Exercise instructions: Omit the pictures and output every entry below exactly as written.

Supplied material:
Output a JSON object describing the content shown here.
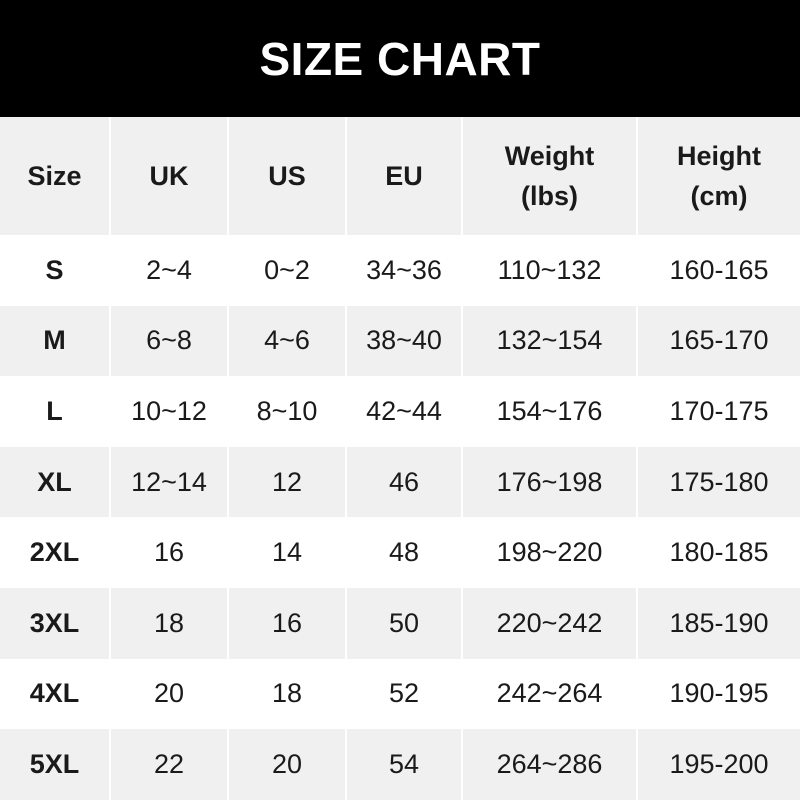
{
  "title": "SIZE CHART",
  "headers": [
    {
      "line1": "Size",
      "line2": ""
    },
    {
      "line1": "UK",
      "line2": ""
    },
    {
      "line1": "US",
      "line2": ""
    },
    {
      "line1": "EU",
      "line2": ""
    },
    {
      "line1": "Weight",
      "line2": "(lbs)"
    },
    {
      "line1": "Height",
      "line2": "(cm)"
    }
  ],
  "rows": [
    [
      "S",
      "2~4",
      "0~2",
      "34~36",
      "110~132",
      "160-165"
    ],
    [
      "M",
      "6~8",
      "4~6",
      "38~40",
      "132~154",
      "165-170"
    ],
    [
      "L",
      "10~12",
      "8~10",
      "42~44",
      "154~176",
      "170-175"
    ],
    [
      "XL",
      "12~14",
      "12",
      "46",
      "176~198",
      "175-180"
    ],
    [
      "2XL",
      "16",
      "14",
      "48",
      "198~220",
      "180-185"
    ],
    [
      "3XL",
      "18",
      "16",
      "50",
      "220~242",
      "185-190"
    ],
    [
      "4XL",
      "20",
      "18",
      "52",
      "242~264",
      "190-195"
    ],
    [
      "5XL",
      "22",
      "20",
      "54",
      "264~286",
      "195-200"
    ]
  ]
}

Exercise response:
Output a JSON object describing the content shown here.
{
  "title": "SIZE CHART",
  "headers": [
    {
      "line1": "Size",
      "line2": ""
    },
    {
      "line1": "UK",
      "line2": ""
    },
    {
      "line1": "US",
      "line2": ""
    },
    {
      "line1": "EU",
      "line2": ""
    },
    {
      "line1": "Weight",
      "line2": "(lbs)"
    },
    {
      "line1": "Height",
      "line2": "(cm)"
    }
  ],
  "rows": [
    [
      "S",
      "2~4",
      "0~2",
      "34~36",
      "110~132",
      "160-165"
    ],
    [
      "M",
      "6~8",
      "4~6",
      "38~40",
      "132~154",
      "165-170"
    ],
    [
      "L",
      "10~12",
      "8~10",
      "42~44",
      "154~176",
      "170-175"
    ],
    [
      "XL",
      "12~14",
      "12",
      "46",
      "176~198",
      "175-180"
    ],
    [
      "2XL",
      "16",
      "14",
      "48",
      "198~220",
      "180-185"
    ],
    [
      "3XL",
      "18",
      "16",
      "50",
      "220~242",
      "185-190"
    ],
    [
      "4XL",
      "20",
      "18",
      "52",
      "242~264",
      "190-195"
    ],
    [
      "5XL",
      "22",
      "20",
      "54",
      "264~286",
      "195-200"
    ]
  ]
}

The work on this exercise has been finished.